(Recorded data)
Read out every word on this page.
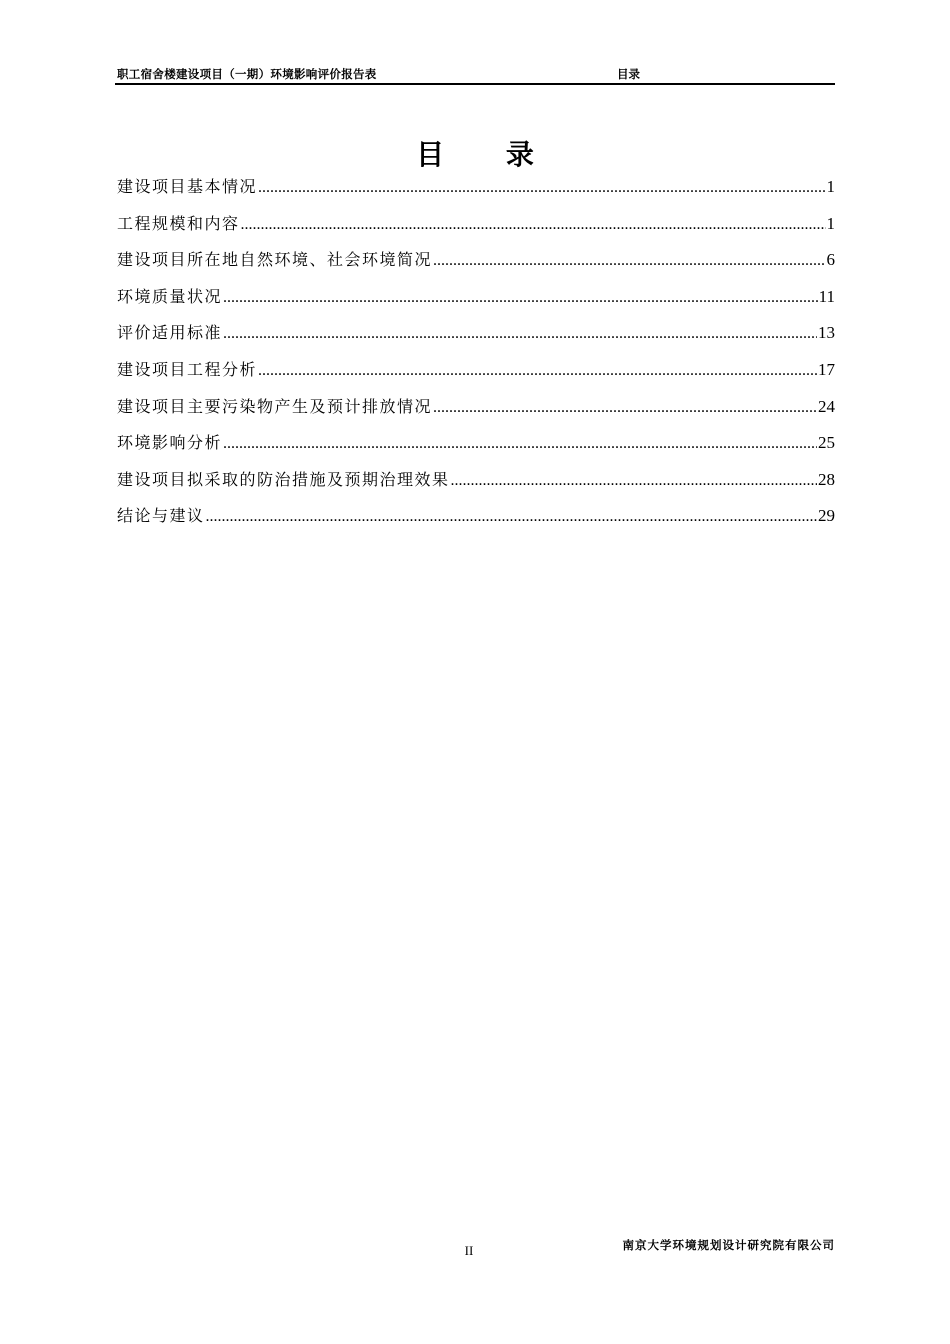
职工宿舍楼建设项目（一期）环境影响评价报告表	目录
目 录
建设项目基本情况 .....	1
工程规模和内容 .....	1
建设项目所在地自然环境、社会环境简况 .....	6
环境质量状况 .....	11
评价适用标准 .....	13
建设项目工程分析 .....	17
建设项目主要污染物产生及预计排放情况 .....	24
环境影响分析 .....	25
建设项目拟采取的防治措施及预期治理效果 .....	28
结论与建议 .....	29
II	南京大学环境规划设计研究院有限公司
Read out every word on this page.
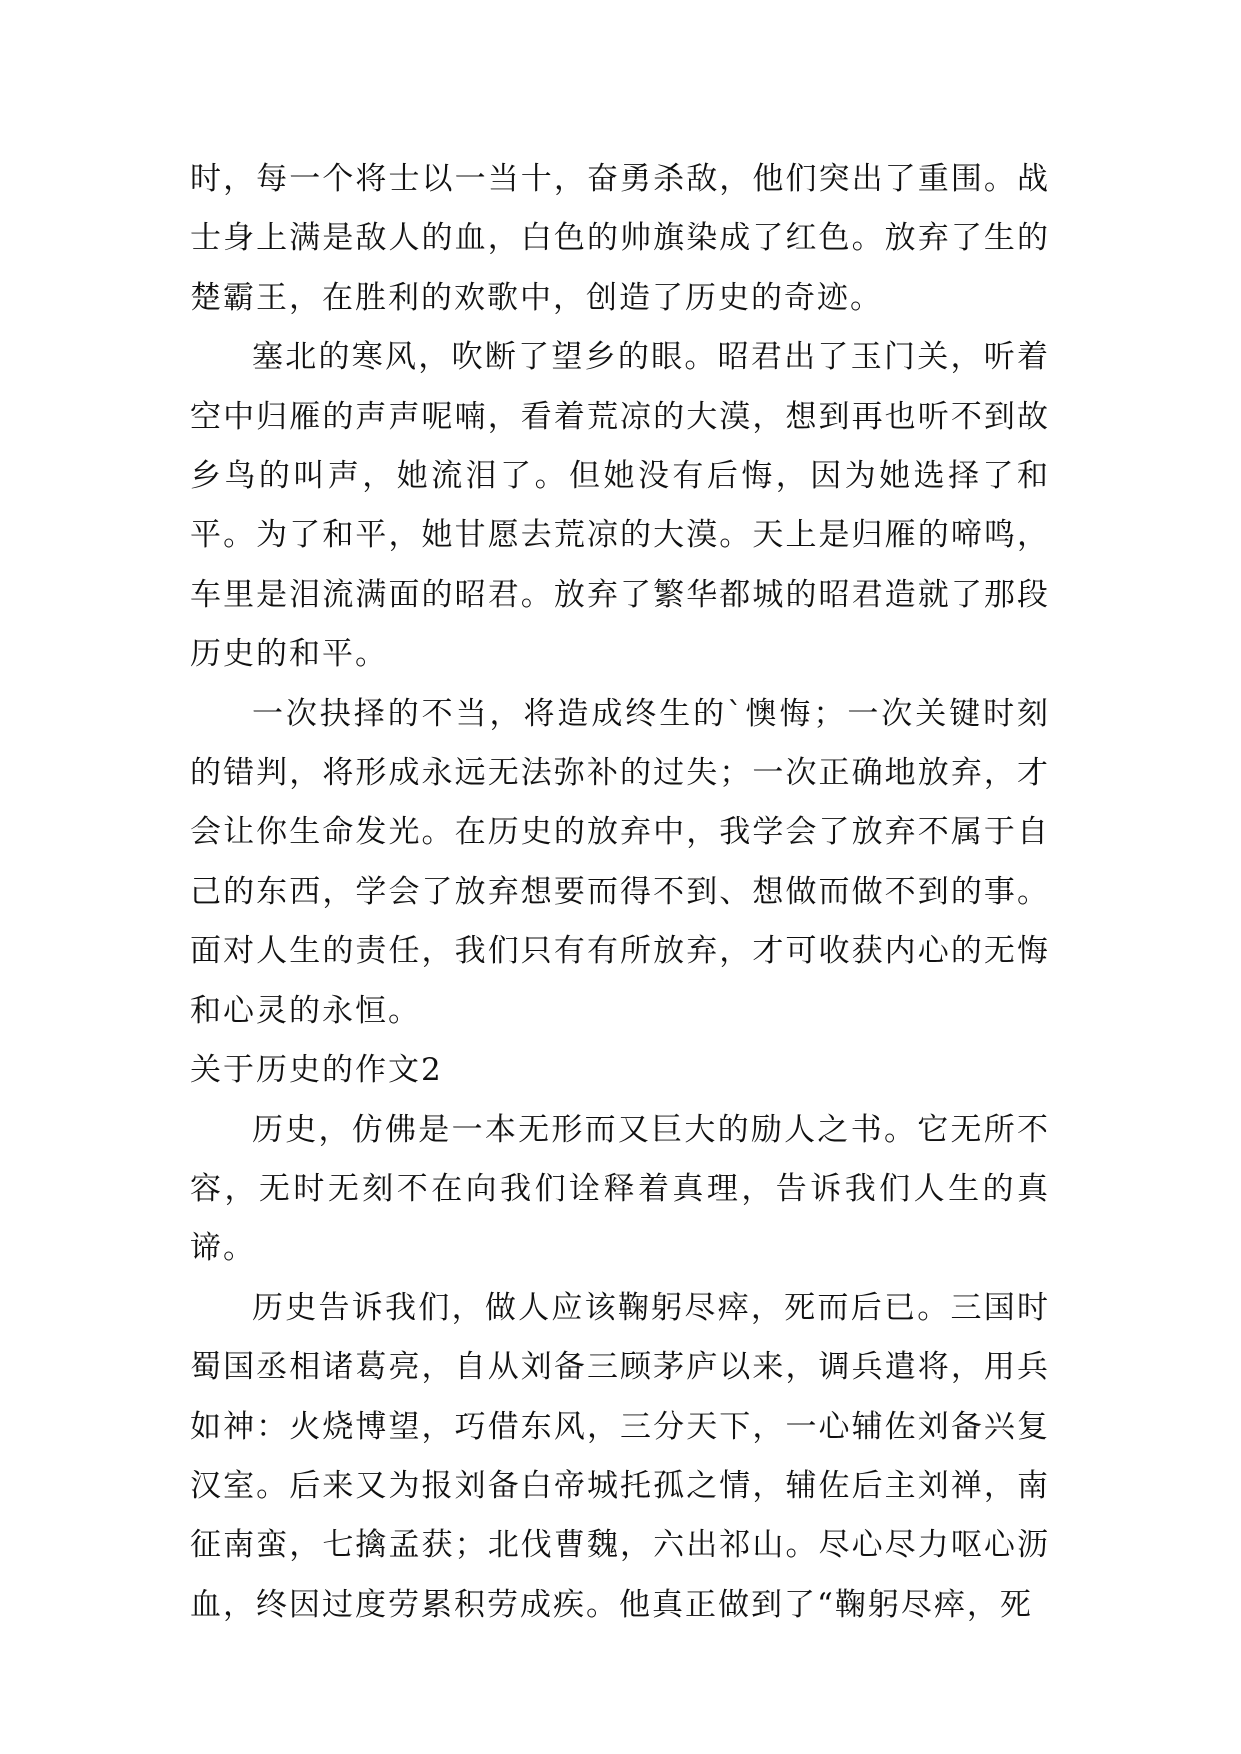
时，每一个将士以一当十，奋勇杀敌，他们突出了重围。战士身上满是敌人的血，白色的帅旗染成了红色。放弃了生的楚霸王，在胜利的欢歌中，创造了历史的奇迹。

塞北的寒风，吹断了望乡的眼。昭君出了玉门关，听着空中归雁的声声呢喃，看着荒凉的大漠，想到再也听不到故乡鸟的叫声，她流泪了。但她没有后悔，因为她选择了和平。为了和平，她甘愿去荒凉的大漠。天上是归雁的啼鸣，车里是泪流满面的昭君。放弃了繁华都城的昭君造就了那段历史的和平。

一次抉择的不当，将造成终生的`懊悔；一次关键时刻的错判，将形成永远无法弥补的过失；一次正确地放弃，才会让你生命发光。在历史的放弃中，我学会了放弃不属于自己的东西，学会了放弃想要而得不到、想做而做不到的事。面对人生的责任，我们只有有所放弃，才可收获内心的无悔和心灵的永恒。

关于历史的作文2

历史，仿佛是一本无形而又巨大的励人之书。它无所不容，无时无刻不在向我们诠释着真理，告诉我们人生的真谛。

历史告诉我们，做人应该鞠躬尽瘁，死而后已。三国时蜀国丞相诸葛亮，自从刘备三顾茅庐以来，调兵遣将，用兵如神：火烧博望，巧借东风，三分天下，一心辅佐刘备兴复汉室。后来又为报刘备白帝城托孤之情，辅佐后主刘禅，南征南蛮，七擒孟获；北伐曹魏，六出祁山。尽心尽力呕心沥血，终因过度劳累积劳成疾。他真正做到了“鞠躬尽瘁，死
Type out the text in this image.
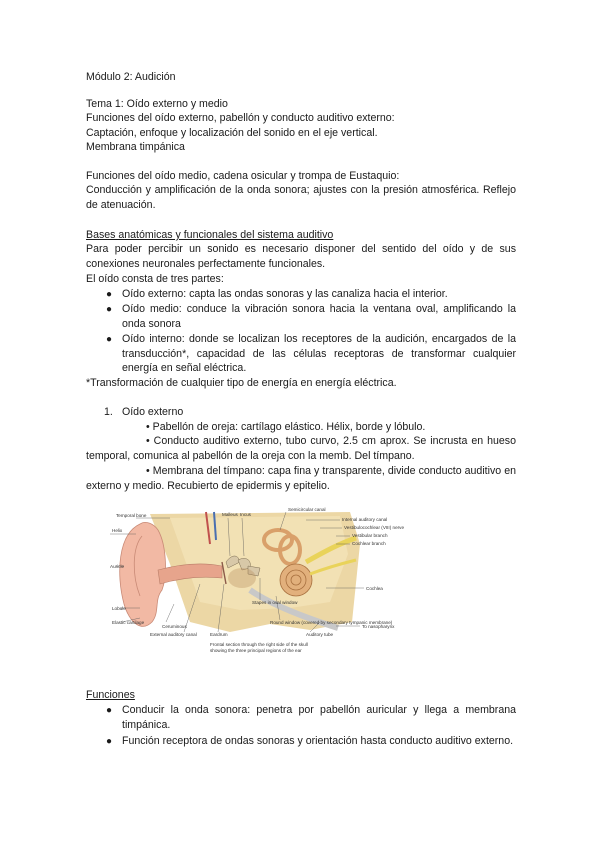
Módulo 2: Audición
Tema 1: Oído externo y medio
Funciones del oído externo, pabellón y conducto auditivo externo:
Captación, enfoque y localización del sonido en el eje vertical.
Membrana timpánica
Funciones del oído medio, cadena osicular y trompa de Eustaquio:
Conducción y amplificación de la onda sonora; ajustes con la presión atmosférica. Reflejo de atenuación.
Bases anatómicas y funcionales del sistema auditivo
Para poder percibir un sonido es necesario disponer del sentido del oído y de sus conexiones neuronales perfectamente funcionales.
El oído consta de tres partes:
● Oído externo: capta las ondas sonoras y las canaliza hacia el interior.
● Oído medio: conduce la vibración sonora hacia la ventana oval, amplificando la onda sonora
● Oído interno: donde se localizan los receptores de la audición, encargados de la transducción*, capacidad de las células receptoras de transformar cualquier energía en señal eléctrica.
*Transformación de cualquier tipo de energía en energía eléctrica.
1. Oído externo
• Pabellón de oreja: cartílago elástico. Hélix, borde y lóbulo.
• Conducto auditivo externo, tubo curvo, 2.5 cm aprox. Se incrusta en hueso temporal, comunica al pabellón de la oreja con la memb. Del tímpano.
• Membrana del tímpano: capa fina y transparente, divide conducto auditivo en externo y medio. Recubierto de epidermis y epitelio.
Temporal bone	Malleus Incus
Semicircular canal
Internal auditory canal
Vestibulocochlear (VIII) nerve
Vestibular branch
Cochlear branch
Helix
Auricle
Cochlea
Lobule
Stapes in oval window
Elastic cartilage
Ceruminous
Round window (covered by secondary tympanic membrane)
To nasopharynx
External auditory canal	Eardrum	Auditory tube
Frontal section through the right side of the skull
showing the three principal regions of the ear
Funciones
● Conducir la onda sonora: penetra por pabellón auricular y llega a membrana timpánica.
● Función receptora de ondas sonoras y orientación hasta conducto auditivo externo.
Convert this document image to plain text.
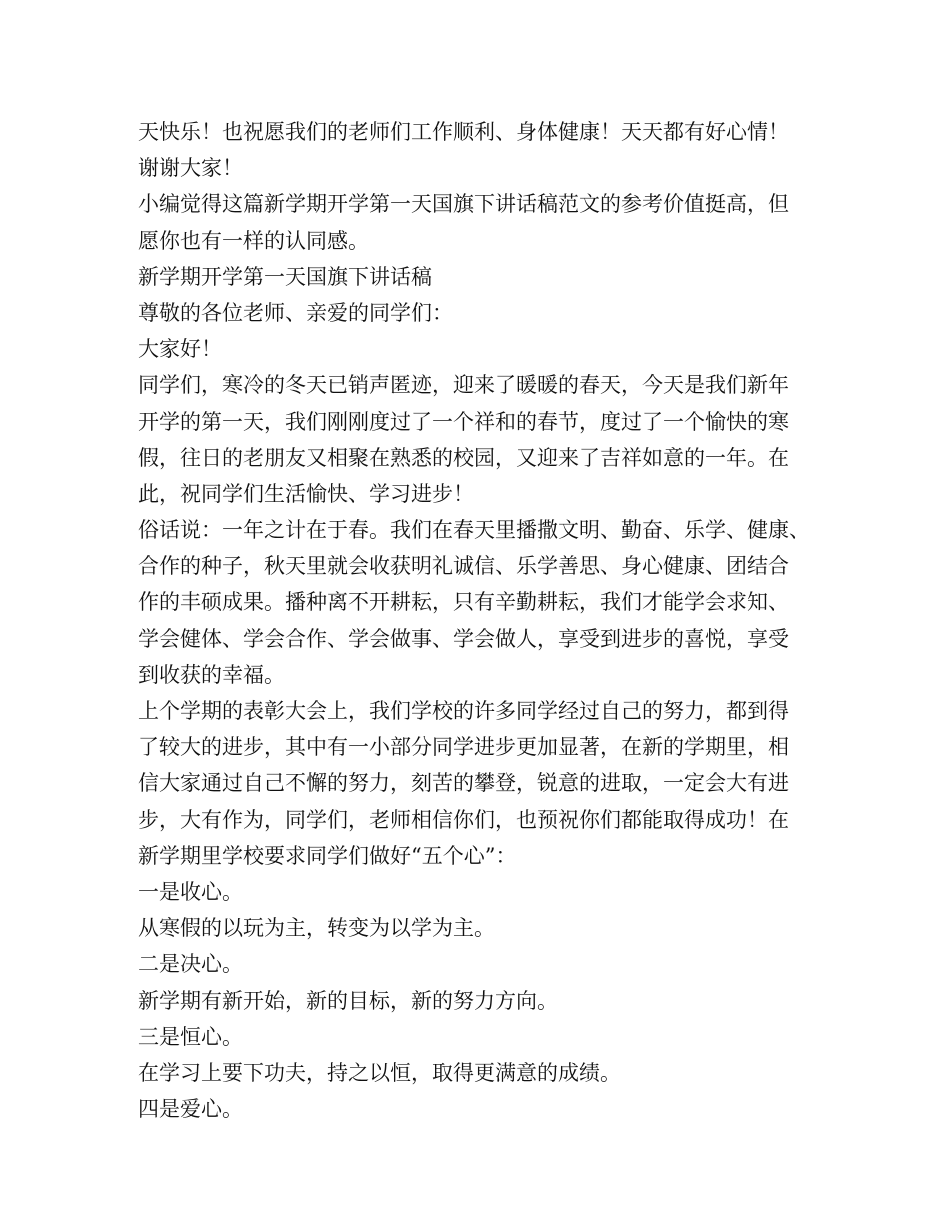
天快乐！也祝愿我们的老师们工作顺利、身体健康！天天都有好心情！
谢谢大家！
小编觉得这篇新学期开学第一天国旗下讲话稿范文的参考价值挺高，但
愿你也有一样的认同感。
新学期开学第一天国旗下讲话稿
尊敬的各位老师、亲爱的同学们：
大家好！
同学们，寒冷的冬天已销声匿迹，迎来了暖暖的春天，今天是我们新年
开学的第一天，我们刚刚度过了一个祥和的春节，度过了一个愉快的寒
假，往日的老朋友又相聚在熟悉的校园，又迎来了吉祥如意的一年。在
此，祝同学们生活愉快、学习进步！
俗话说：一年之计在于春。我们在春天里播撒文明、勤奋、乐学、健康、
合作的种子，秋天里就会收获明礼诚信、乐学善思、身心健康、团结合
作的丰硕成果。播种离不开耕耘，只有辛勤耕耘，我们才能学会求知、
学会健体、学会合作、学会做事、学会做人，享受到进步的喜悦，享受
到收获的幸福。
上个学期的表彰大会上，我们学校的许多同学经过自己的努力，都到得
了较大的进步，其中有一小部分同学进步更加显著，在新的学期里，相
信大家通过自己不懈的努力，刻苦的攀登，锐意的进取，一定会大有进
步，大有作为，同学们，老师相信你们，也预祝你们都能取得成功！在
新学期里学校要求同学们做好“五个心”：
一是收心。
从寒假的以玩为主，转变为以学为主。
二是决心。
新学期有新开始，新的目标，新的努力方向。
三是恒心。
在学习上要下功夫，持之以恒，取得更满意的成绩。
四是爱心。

**WHAT YOU ARE ASKED TO DO:** Show, from the listing above, each line that contains the word "image".

**RESPONSE:**
Type out the text in this image.
Convert this document image to plain text.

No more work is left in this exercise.